Set exercise = State how many lines hold the word "chiến", with no other words.

::::

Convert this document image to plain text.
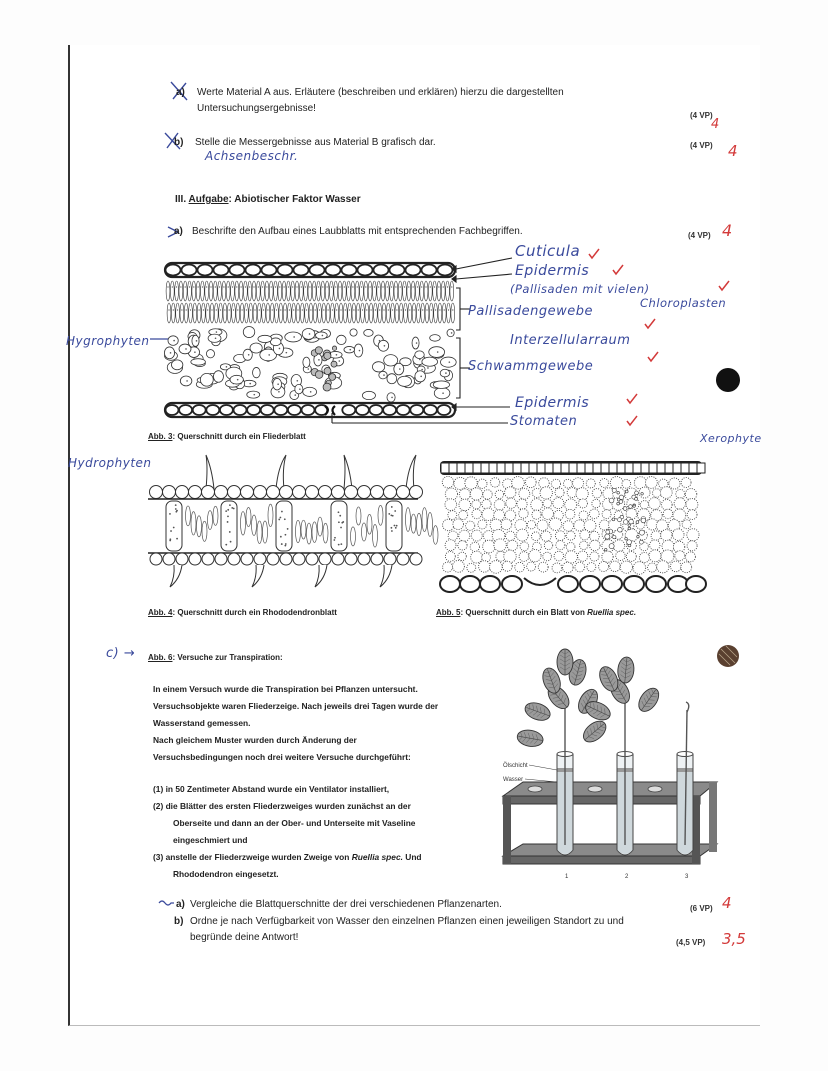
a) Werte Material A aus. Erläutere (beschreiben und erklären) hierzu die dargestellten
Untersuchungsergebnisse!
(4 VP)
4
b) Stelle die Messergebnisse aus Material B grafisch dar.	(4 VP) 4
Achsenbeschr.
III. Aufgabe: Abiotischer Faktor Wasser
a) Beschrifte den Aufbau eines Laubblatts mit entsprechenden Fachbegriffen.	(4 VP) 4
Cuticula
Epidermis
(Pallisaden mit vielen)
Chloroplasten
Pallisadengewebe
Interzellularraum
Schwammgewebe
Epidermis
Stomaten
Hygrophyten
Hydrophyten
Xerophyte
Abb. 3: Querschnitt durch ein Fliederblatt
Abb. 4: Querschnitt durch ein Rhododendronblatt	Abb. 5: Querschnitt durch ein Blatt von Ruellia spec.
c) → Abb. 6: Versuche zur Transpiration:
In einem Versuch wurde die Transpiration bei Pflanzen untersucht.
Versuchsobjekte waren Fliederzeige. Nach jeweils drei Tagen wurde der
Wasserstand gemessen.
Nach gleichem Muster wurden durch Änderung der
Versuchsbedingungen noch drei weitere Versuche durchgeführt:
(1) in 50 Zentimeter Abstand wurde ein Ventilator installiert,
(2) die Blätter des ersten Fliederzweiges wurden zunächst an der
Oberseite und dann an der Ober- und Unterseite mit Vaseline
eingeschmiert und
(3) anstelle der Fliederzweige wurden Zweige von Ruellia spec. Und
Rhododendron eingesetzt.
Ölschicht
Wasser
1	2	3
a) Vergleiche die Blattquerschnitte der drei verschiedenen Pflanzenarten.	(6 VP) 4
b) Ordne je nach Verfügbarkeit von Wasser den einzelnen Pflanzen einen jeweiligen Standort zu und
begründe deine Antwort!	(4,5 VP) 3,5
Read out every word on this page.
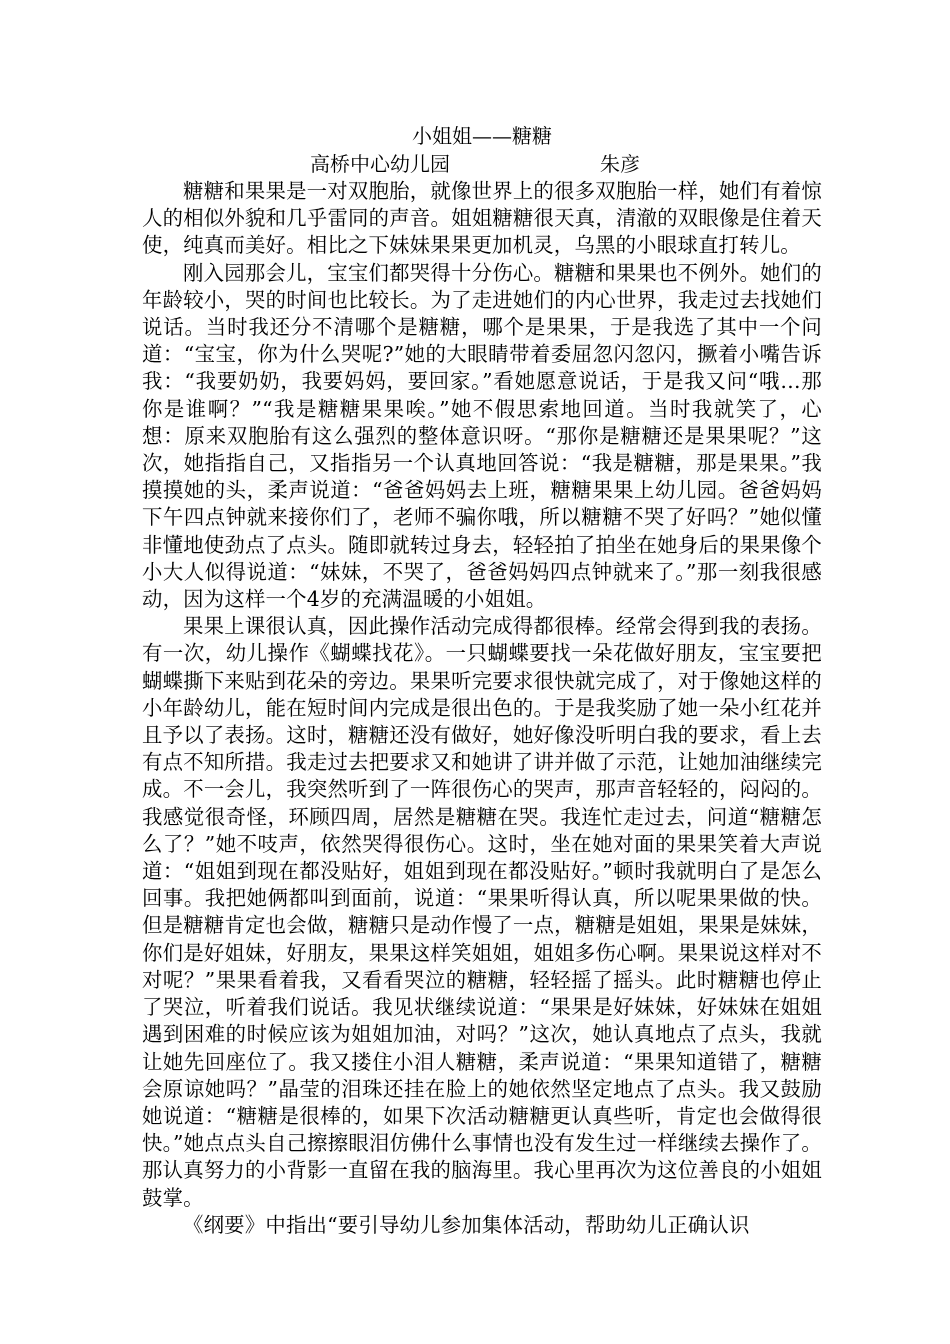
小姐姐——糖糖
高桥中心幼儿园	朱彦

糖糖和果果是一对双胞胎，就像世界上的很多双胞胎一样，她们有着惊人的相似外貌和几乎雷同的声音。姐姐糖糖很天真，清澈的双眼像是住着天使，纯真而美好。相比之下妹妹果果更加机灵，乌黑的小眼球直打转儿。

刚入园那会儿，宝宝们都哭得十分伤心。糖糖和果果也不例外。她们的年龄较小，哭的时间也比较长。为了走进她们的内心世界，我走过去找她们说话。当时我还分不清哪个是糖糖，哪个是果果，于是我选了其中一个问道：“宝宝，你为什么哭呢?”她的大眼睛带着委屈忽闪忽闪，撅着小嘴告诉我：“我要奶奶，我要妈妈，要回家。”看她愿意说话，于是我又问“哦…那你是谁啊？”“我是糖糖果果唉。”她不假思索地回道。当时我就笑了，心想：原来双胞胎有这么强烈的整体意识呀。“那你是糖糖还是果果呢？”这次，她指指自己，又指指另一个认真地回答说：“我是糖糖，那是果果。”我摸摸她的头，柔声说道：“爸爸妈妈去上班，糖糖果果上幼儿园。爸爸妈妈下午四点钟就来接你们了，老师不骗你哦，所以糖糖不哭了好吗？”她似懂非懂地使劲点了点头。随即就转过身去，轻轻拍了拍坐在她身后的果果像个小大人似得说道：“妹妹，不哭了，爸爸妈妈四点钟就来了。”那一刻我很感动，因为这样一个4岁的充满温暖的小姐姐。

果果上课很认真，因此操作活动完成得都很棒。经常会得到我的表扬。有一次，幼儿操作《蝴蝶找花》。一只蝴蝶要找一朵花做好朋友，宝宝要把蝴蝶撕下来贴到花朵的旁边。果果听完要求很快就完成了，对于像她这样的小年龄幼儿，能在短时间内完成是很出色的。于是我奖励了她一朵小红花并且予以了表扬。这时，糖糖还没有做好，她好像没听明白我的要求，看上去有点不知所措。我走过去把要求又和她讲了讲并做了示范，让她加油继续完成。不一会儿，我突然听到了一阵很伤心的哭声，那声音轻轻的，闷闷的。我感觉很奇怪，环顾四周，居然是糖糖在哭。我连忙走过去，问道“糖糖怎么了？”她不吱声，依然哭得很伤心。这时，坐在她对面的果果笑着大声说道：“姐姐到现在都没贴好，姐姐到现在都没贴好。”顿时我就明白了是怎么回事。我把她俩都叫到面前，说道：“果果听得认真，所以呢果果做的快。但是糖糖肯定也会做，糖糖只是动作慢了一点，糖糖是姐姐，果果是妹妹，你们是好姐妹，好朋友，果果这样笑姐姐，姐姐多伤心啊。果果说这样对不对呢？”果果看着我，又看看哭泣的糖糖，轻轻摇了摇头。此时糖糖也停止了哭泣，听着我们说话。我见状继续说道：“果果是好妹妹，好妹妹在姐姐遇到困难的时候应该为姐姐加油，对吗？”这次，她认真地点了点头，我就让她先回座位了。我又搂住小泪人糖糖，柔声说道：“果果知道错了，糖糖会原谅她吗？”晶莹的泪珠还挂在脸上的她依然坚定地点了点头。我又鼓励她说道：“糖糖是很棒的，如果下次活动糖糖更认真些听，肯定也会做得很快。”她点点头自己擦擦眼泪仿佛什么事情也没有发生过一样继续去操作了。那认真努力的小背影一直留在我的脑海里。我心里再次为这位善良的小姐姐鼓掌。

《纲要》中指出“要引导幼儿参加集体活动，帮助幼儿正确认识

::::

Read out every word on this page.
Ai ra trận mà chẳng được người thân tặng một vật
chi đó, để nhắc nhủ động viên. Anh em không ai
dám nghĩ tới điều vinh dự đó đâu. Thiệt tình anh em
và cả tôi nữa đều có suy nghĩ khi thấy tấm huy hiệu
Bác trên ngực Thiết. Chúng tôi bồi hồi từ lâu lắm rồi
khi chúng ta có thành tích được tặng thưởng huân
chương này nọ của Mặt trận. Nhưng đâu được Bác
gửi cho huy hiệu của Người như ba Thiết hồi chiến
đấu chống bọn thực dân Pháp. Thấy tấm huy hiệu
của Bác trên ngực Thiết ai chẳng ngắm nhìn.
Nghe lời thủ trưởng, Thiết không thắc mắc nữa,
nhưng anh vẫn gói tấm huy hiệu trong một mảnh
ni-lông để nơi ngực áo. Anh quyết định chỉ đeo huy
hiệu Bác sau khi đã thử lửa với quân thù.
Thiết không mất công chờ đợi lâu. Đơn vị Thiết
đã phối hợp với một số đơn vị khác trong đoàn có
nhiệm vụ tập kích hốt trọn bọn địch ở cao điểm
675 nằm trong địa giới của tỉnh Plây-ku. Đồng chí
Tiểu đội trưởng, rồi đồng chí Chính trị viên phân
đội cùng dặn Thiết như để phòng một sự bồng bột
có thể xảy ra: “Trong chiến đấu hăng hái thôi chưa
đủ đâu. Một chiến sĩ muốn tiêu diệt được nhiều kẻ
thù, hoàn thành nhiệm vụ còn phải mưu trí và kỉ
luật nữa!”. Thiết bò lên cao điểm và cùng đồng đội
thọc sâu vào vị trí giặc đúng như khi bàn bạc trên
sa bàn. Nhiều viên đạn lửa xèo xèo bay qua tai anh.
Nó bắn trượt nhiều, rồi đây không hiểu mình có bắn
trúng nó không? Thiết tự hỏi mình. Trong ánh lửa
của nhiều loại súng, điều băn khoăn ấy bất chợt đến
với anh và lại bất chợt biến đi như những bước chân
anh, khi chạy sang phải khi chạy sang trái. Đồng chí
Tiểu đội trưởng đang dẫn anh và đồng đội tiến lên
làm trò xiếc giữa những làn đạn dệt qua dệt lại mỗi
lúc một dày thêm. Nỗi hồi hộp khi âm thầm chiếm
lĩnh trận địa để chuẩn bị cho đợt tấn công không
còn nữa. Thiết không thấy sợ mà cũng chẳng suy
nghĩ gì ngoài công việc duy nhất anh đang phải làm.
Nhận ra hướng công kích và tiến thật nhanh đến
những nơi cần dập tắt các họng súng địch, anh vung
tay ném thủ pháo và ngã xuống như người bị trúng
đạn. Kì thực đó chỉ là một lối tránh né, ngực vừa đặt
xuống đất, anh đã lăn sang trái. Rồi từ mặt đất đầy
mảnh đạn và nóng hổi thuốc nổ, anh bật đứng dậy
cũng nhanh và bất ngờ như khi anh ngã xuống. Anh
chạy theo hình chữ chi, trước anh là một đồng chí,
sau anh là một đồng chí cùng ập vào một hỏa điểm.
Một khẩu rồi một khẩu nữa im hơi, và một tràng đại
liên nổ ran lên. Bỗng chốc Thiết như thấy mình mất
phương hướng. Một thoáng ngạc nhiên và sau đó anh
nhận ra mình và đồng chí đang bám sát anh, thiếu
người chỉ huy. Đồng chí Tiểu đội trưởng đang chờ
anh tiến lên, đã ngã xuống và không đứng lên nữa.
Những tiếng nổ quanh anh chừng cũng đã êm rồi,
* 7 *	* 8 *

::::

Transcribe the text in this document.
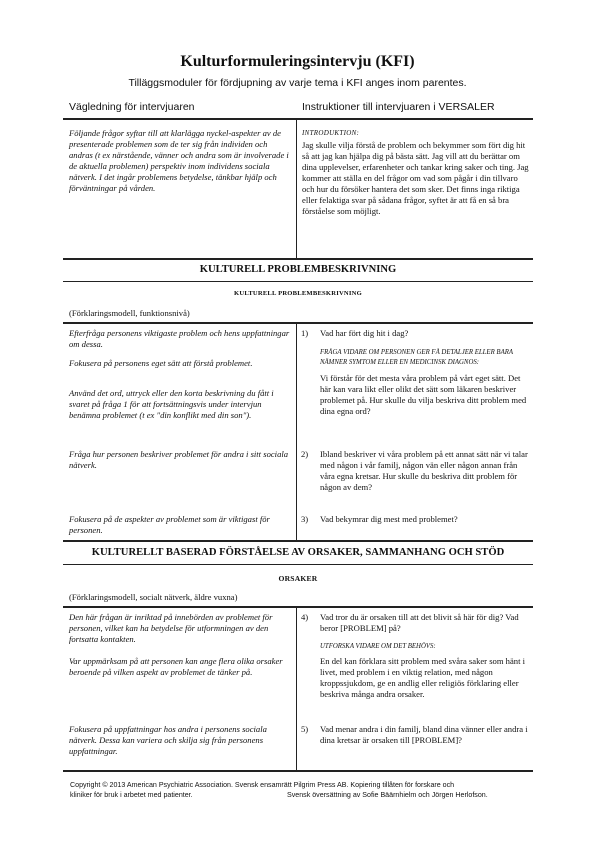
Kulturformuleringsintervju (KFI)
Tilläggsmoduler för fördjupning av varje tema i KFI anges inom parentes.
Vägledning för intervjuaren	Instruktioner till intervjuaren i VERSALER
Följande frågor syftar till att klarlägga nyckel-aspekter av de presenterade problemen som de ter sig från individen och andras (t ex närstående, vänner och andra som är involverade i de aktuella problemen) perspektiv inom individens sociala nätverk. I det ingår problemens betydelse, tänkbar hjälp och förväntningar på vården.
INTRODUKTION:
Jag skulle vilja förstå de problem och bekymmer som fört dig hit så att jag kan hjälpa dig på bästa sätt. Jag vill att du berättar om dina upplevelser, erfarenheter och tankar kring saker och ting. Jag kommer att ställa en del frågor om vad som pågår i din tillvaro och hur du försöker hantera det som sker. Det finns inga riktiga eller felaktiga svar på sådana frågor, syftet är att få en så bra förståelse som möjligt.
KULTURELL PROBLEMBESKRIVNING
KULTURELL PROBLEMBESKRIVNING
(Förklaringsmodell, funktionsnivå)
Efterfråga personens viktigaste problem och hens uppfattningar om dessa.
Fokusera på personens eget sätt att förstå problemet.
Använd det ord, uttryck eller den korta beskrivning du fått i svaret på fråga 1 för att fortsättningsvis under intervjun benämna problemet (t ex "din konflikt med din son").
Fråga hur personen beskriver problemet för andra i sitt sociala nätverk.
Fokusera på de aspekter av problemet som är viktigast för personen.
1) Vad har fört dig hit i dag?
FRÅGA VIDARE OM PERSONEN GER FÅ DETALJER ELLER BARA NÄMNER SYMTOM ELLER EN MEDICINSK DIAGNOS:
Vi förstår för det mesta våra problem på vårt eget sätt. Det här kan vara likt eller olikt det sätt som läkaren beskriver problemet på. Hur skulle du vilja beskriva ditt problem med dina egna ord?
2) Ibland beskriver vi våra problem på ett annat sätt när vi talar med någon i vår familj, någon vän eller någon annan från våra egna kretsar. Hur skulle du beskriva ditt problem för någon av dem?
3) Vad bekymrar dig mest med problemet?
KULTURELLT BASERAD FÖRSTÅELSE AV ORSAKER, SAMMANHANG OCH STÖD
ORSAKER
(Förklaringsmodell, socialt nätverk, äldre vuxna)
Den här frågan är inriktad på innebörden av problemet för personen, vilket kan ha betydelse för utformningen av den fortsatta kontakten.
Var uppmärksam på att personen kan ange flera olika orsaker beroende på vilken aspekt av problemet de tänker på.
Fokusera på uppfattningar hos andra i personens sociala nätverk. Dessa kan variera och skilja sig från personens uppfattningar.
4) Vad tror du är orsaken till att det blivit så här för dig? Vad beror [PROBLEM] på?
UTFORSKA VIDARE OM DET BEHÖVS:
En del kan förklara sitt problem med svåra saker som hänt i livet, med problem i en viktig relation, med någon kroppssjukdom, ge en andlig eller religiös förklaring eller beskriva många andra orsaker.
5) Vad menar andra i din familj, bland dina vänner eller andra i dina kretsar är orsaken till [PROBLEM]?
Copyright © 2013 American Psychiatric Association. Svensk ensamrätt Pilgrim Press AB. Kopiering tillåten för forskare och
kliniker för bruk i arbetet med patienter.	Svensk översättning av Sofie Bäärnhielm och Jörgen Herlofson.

::::

Written solution = 3